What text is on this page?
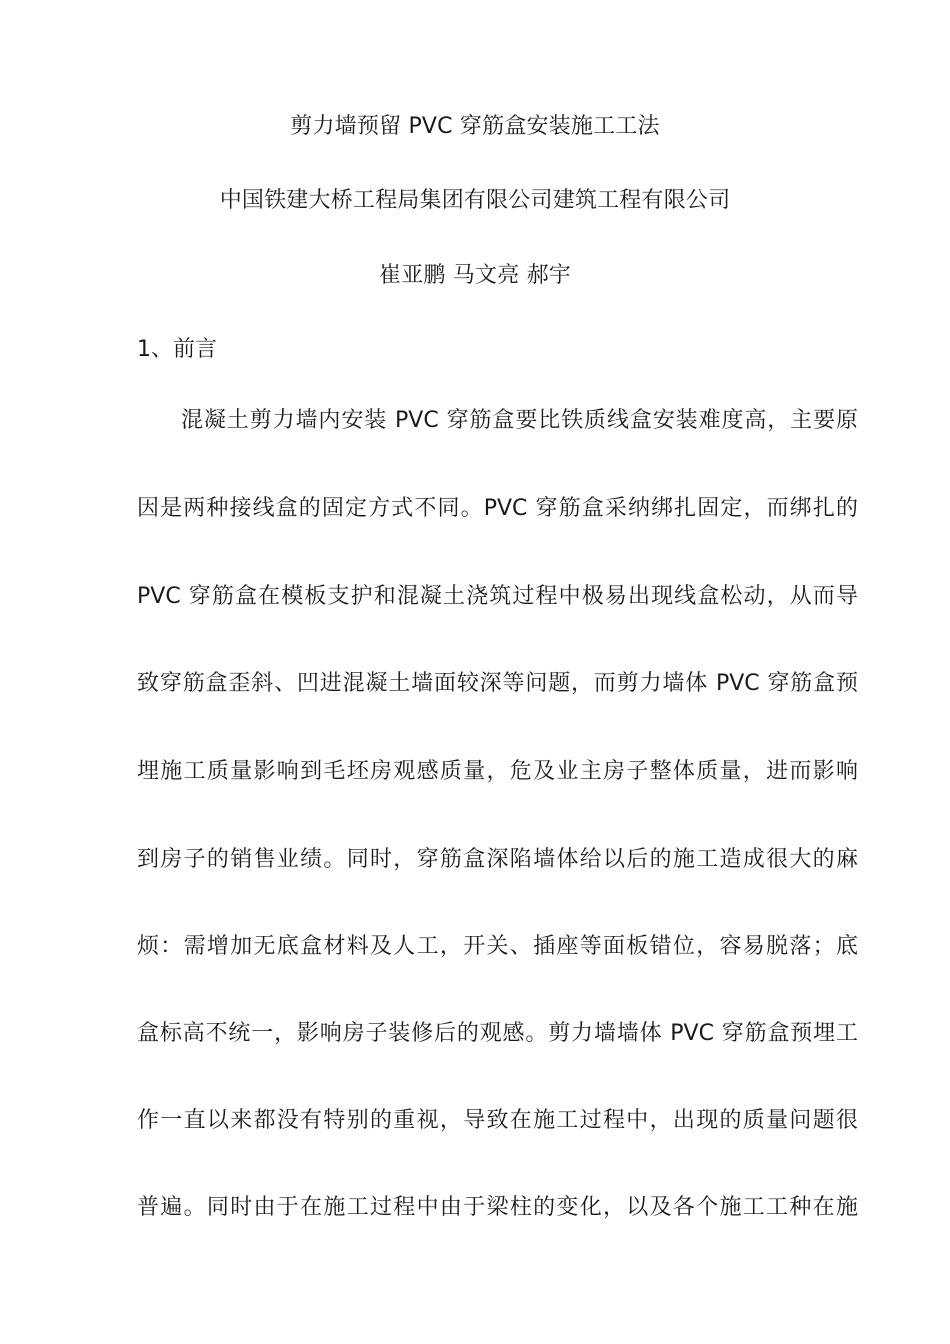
剪力墙预留 PVC 穿筋盒安装施工工法
中国铁建大桥工程局集团有限公司建筑工程有限公司
崔亚鹏 马文亮 郝宇
1、前言
混凝土剪力墙内安装 PVC 穿筋盒要比铁质线盒安装难度高，主要原
因是两种接线盒的固定方式不同。PVC 穿筋盒采纳绑扎固定，而绑扎的
PVC 穿筋盒在模板支护和混凝土浇筑过程中极易出现线盒松动，从而导
致穿筋盒歪斜、凹进混凝土墙面较深等问题，而剪力墙体 PVC 穿筋盒预
埋施工质量影响到毛坯房观感质量，危及业主房子整体质量，进而影响
到房子的销售业绩。同时，穿筋盒深陷墙体给以后的施工造成很大的麻
烦：需增加无底盒材料及人工，开关、插座等面板错位，容易脱落；底
盒标高不统一，影响房子装修后的观感。剪力墙墙体 PVC 穿筋盒预埋工
作一直以来都没有特别的重视，导致在施工过程中，出现的质量问题很
普遍。同时由于在施工过程中由于梁柱的变化，以及各个施工工种在施
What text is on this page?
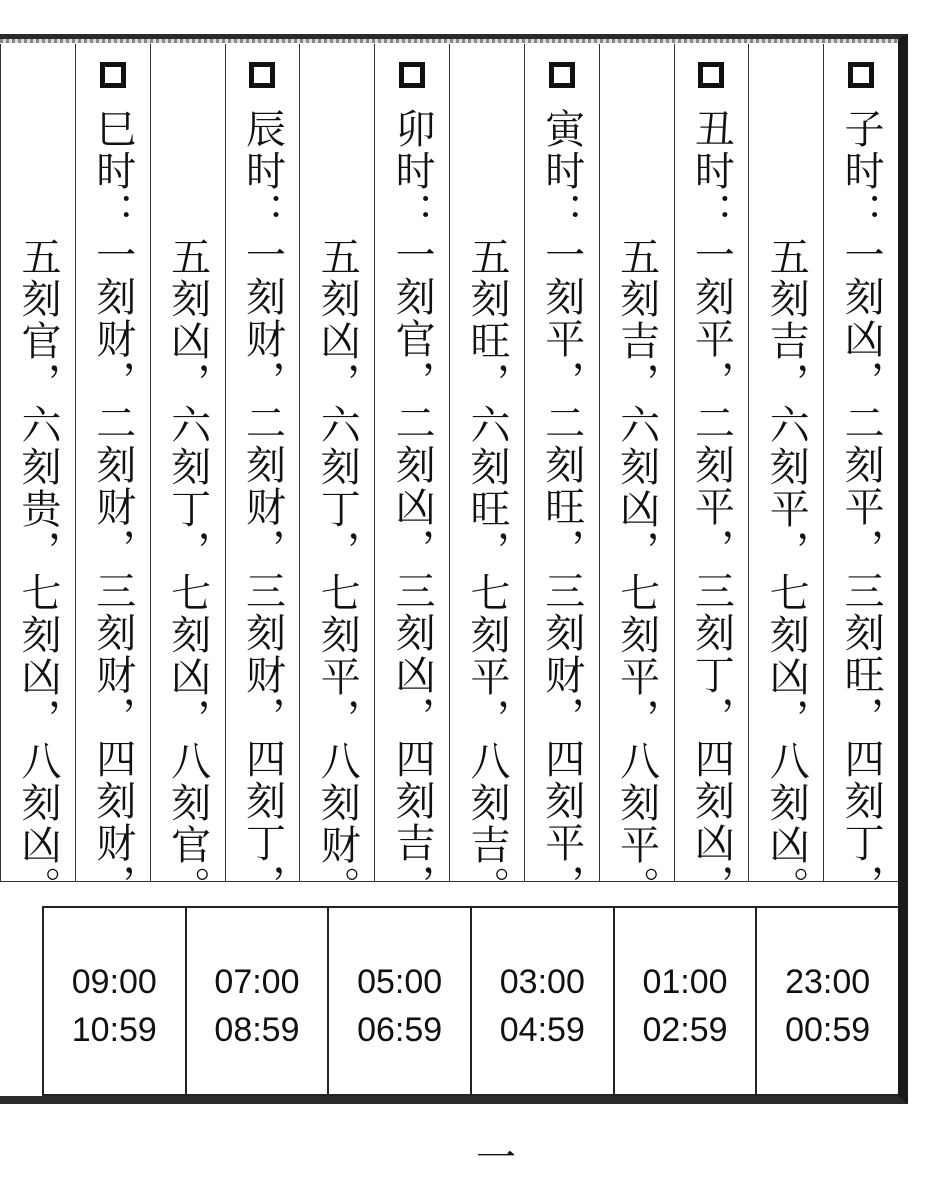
子时：一刻凶，二刻平，三刻旺，四刻丁，
五刻吉，六刻平，七刻凶，八刻凶。
丑时：一刻平，二刻平，三刻丁，四刻凶，
五刻吉，六刻凶，七刻平，八刻平。
寅时：一刻平，二刻旺，三刻财，四刻平，
五刻旺，六刻旺，七刻平，八刻吉。
卯时：一刻官，二刻凶，三刻凶，四刻吉，
五刻凶，六刻丁，七刻平，八刻财。
辰时：一刻财，二刻财，三刻财，四刻丁，
五刻凶，六刻丁，七刻凶，八刻官。
巳时：一刻财，二刻财，三刻财，四刻财，
五刻官，六刻贵，七刻凶，八刻凶。
23:00
00:59
01:00
02:59
03:00
04:59
05:00
06:59
07:00
08:59
09:00
10:59
一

----------

Your objective: Quote everything in the listing above exactly; pictures are the only thing to omit.

Solution to this exercise:
What text is on this page?
剪力墙预留 PVC 穿筋盒安装施工工法
中国铁建大桥工程局集团有限公司建筑工程有限公司
崔亚鹏 马文亮 郝宇
1、前言
混凝土剪力墙内安装 PVC 穿筋盒要比铁质线盒安装难度高，主要原
因是两种接线盒的固定方式不同。PVC 穿筋盒采纳绑扎固定，而绑扎的
PVC 穿筋盒在模板支护和混凝土浇筑过程中极易出现线盒松动，从而导
致穿筋盒歪斜、凹进混凝土墙面较深等问题，而剪力墙体 PVC 穿筋盒预
埋施工质量影响到毛坯房观感质量，危及业主房子整体质量，进而影响
到房子的销售业绩。同时，穿筋盒深陷墙体给以后的施工造成很大的麻
烦：需增加无底盒材料及人工，开关、插座等面板错位，容易脱落；底
盒标高不统一，影响房子装修后的观感。剪力墙墙体 PVC 穿筋盒预埋工
作一直以来都没有特别的重视，导致在施工过程中，出现的质量问题很
普遍。同时由于在施工过程中由于梁柱的变化，以及各个施工工种在施
What text is on this page?
子时：一刻凶，二刻平，三刻旺，四刻丁，
五刻吉，六刻平，七刻凶，八刻凶。
丑时：一刻平，二刻平，三刻丁，四刻凶，
五刻吉，六刻凶，七刻平，八刻平。
寅时：一刻平，二刻旺，三刻财，四刻平，
五刻旺，六刻旺，七刻平，八刻吉。
卯时：一刻官，二刻凶，三刻凶，四刻吉，
五刻凶，六刻丁，七刻平，八刻财。
辰时：一刻财，二刻财，三刻财，四刻丁，
五刻凶，六刻丁，七刻凶，八刻官。
巳时：一刻财，二刻财，三刻财，四刻财，
五刻官，六刻贵，七刻凶，八刻凶。
23:00
00:59
01:00
02:59
03:00
04:59
05:00
06:59
07:00
08:59
09:00
10:59
一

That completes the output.